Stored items
+ + +
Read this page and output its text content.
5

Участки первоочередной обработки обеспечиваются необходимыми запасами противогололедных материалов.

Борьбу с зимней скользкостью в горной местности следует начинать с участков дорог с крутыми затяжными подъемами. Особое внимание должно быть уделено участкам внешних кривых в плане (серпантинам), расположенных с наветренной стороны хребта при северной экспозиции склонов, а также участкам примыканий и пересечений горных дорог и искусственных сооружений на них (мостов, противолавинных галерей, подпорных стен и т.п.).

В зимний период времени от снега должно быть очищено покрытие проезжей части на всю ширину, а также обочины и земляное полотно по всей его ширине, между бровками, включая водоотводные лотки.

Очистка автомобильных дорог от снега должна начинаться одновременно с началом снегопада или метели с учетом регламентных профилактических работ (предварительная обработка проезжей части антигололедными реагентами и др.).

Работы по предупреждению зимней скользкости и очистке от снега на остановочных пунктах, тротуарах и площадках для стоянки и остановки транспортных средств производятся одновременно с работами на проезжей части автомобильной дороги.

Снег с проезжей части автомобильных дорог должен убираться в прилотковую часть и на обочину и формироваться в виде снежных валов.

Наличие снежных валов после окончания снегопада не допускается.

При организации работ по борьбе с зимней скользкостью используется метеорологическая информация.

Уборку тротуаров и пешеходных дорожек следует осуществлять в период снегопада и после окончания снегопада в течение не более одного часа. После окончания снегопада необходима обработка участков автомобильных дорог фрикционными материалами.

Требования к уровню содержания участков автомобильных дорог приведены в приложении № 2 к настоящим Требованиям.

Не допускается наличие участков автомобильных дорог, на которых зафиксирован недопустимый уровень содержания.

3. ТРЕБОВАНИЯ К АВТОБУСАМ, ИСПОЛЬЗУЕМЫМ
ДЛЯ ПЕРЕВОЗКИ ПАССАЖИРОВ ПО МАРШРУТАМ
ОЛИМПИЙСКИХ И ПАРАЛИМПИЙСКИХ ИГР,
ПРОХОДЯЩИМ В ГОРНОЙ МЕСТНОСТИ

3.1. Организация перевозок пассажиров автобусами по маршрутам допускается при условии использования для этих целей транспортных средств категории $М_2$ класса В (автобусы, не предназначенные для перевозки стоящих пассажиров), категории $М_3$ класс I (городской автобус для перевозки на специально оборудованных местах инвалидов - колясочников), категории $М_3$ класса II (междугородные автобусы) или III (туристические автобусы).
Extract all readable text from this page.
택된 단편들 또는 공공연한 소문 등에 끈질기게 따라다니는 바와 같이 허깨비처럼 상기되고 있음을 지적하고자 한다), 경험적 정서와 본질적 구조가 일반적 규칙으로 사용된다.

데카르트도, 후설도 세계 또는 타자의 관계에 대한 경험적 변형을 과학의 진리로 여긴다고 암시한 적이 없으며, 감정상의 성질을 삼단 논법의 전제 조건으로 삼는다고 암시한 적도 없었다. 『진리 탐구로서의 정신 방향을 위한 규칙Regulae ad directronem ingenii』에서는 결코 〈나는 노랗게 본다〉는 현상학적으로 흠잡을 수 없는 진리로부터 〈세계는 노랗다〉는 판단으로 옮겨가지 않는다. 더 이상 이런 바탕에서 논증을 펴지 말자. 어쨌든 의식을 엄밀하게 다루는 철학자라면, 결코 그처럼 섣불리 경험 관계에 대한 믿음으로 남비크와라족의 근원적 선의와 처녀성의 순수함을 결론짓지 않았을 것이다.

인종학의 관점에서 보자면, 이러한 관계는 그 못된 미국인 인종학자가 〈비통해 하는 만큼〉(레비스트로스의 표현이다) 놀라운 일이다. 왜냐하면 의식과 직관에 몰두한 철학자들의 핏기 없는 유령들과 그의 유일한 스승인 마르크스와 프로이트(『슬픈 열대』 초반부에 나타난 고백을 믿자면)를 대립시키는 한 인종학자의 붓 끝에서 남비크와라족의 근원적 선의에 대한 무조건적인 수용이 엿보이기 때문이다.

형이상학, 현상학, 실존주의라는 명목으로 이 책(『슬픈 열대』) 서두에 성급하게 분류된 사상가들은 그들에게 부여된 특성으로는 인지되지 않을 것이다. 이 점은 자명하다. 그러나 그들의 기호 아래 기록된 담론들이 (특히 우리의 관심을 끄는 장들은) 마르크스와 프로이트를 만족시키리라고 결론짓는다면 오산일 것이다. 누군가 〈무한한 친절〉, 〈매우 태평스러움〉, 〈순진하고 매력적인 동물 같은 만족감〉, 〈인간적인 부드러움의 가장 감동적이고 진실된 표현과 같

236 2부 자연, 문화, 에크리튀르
+ + +
*WHAT TO PRODUCE*
From the listing above, extract all records word for word.

*OUTPUT OF THE TASK*
Read this page and output its text content.
5

Участки первоочередной обработки обеспечиваются необходимыми запасами противогололедных материалов.

Борьбу с зимней скользкостью в горной местности следует начинать с участков дорог с крутыми затяжными подъемами. Особое внимание должно быть уделено участкам внешних кривых в плане (серпантинам), расположенных с наветренной стороны хребта при северной экспозиции склонов, а также участкам примыканий и пересечений горных дорог и искусственных сооружений на них (мостов, противолавинных галерей, подпорных стен и т.п.).

В зимний период времени от снега должно быть очищено покрытие проезжей части на всю ширину, а также обочины и земляное полотно по всей его ширине, между бровками, включая водоотводные лотки.

Очистка автомобильных дорог от снега должна начинаться одновременно с началом снегопада или метели с учетом регламентных профилактических работ (предварительная обработка проезжей части антигололедными реагентами и др.).

Работы по предупреждению зимней скользкости и очистке от снега на остановочных пунктах, тротуарах и площадках для стоянки и остановки транспортных средств производятся одновременно с работами на проезжей части автомобильной дороги.

Снег с проезжей части автомобильных дорог должен убираться в прилотковую часть и на обочину и формироваться в виде снежных валов.

Наличие снежных валов после окончания снегопада не допускается.

При организации работ по борьбе с зимней скользкостью используется метеорологическая информация.

Уборку тротуаров и пешеходных дорожек следует осуществлять в период снегопада и после окончания снегопада в течение не более одного часа. После окончания снегопада необходима обработка участков автомобильных дорог фрикционными материалами.

Требования к уровню содержания участков автомобильных дорог приведены в приложении № 2 к настоящим Требованиям.

Не допускается наличие участков автомобильных дорог, на которых зафиксирован недопустимый уровень содержания.

3. ТРЕБОВАНИЯ К АВТОБУСАМ, ИСПОЛЬЗУЕМЫМ
ДЛЯ ПЕРЕВОЗКИ ПАССАЖИРОВ ПО МАРШРУТАМ
ОЛИМПИЙСКИХ И ПАРАЛИМПИЙСКИХ ИГР,
ПРОХОДЯЩИМ В ГОРНОЙ МЕСТНОСТИ

3.1. Организация перевозок пассажиров автобусами по маршрутам допускается при условии использования для этих целей транспортных средств категории $М_2$ класса В (автобусы, не предназначенные для перевозки стоящих пассажиров), категории $М_3$ класс I (городской автобус для перевозки на специально оборудованных местах инвалидов - колясочников), категории $М_3$ класса II (междугородные автобусы) или III (туристические автобусы).
Extract all readable text from this page.
택된 단편들 또는 공공연한 소문 등에 끈질기게 따라다니는 바와 같이 허깨비처럼 상기되고 있음을 지적하고자 한다), 경험적 정서와 본질적 구조가 일반적 규칙으로 사용된다.

데카르트도, 후설도 세계 또는 타자의 관계에 대한 경험적 변형을 과학의 진리로 여긴다고 암시한 적이 없으며, 감정상의 성질을 삼단 논법의 전제 조건으로 삼는다고 암시한 적도 없었다. 『진리 탐구로서의 정신 방향을 위한 규칙Regulae ad directronem ingenii』에서는 결코 〈나는 노랗게 본다〉는 현상학적으로 흠잡을 수 없는 진리로부터 〈세계는 노랗다〉는 판단으로 옮겨가지 않는다. 더 이상 이런 바탕에서 논증을 펴지 말자. 어쨌든 의식을 엄밀하게 다루는 철학자라면, 결코 그처럼 섣불리 경험 관계에 대한 믿음으로 남비크와라족의 근원적 선의와 처녀성의 순수함을 결론짓지 않았을 것이다.

인종학의 관점에서 보자면, 이러한 관계는 그 못된 미국인 인종학자가 〈비통해 하는 만큼〉(레비스트로스의 표현이다) 놀라운 일이다. 왜냐하면 의식과 직관에 몰두한 철학자들의 핏기 없는 유령들과 그의 유일한 스승인 마르크스와 프로이트(『슬픈 열대』 초반부에 나타난 고백을 믿자면)를 대립시키는 한 인종학자의 붓 끝에서 남비크와라족의 근원적 선의에 대한 무조건적인 수용이 엿보이기 때문이다.

형이상학, 현상학, 실존주의라는 명목으로 이 책(『슬픈 열대』) 서두에 성급하게 분류된 사상가들은 그들에게 부여된 특성으로는 인지되지 않을 것이다. 이 점은 자명하다. 그러나 그들의 기호 아래 기록된 담론들이 (특히 우리의 관심을 끄는 장들은) 마르크스와 프로이트를 만족시키리라고 결론짓는다면 오산일 것이다. 누군가 〈무한한 친절〉, 〈매우 태평스러움〉, 〈순진하고 매력적인 동물 같은 만족감〉, 〈인간적인 부드러움의 가장 감동적이고 진실된 표현과 같

236 2부 자연, 문화, 에크리튀르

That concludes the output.